Exercise goal.
Only a number is expected: how many lines in the data below contain the word "electrical".
─── Rows ───
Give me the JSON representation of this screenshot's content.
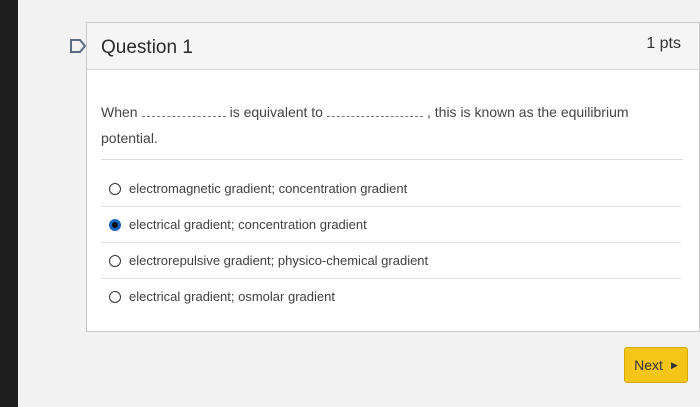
{
  "question": {
    "title": "Question 1",
    "points": "1 pts",
    "prompt": {
      "part1": "When",
      "part2": "is equivalent to",
      "part3": ", this is known as the equilibrium",
      "part4": "potential."
    }
  },
  "answers": [
    {
      "label": "electromagnetic gradient; concentration gradient",
      "selected": false
    },
    {
      "label": "electrical gradient; concentration gradient",
      "selected": true
    },
    {
      "label": "electrorepulsive gradient; physico-chemical gradient",
      "selected": false
    },
    {
      "label": "electrical gradient; osmolar gradient",
      "selected": false
    }
  ],
  "nav": {
    "next_label": "Next"
  },
  "colors": {
    "next_button": "#f5c518",
    "selected_radio": "#1565c0"
  }
}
───
Task answer.
2